(TEXT PASSAGE):
To help you navigate through the difficult economic terrain of the months to come, Fourie provides the following financial survival tips:
Step 1: Make a budget
According to the National Credit Regulator (NCR), of the more than 23 million credit active consumers in South Africa as at June 2015, close to 11 million had impaired credit records or had failed to make debt repayments. This is a worrying sign that many South Africans continue to spend beyond their means.
Fourie notes that in many cases, a simple lack of financial awareness owing to the absence of a budget is to blame.
“Having a budget is therefore always the first and most important step you take in managing your finances,” he says. “In difficult times, putting off making a budget is like trying to find a safe path through the wilderness blindfolded. You need to rip off the blindfold, take in your surroundings and then choose your next steps.”
“Likewise, making a list of your income and expenses will provide you with an honest picture of your financial situation so that you can begin making realistic decisions regarding the financial survival of your household.”
Fourie warns that you will not achieve financial independence as long as you or your family members continue to spend recklessly and create debt, which a budget will reveal.
“Finance Minister Pravin Gordhan has reassured the nation that he will improve South Africa’s economic situation by helping government stick to a firm budget and not spend money the country does not have. As consumers, we must learn from this and do the same.”
He states that the first step to taking control of your budget and spending may be to cut up unnecessary credit cards and close clothing or other store accounts, or look at other luxuries you can cut back spending on. You may also need to reconsider the affordability of items such as a new car.
Fourie points out that in 2016 your New Year’s resolutions should definitely be focused on cutting unnecessary expenses such as cigarettes, subscriptions that you do not really need and extravagant spending such as eating out.

(MATERIAL):
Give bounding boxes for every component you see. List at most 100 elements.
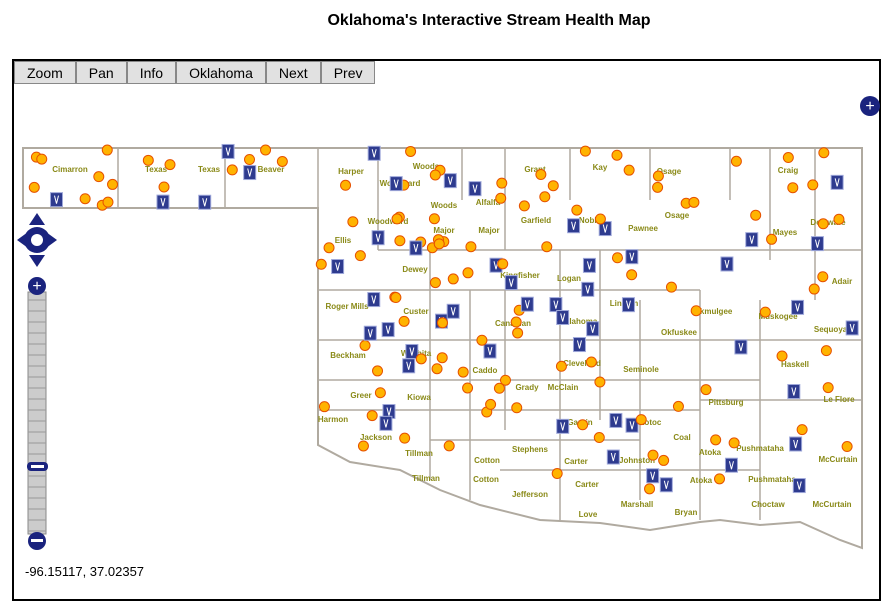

(THE TASK): Reproduce the passage on budgeting and financial survival word for word, from "Fourie notes that" up to and including "budget will reveal.".

(ANSWER TO THE PROBLEM):
Fourie notes that in many cases, a simple lack of financial awareness owing to the absence of a budget is to blame.
“Having a budget is therefore always the first and most important step you take in managing your finances,” he says. “In difficult times, putting off making a budget is like trying to find a safe path through the wilderness blindfolded. You need to rip off the blindfold, take in your surroundings and then choose your next steps.”
“Likewise, making a list of your income and expenses will provide you with an honest picture of your financial situation so that you can begin making realistic decisions regarding the financial survival of your household.”
Fourie warns that you will not achieve financial independence as long as you or your family members continue to spend recklessly and create debt, which a budget will reveal.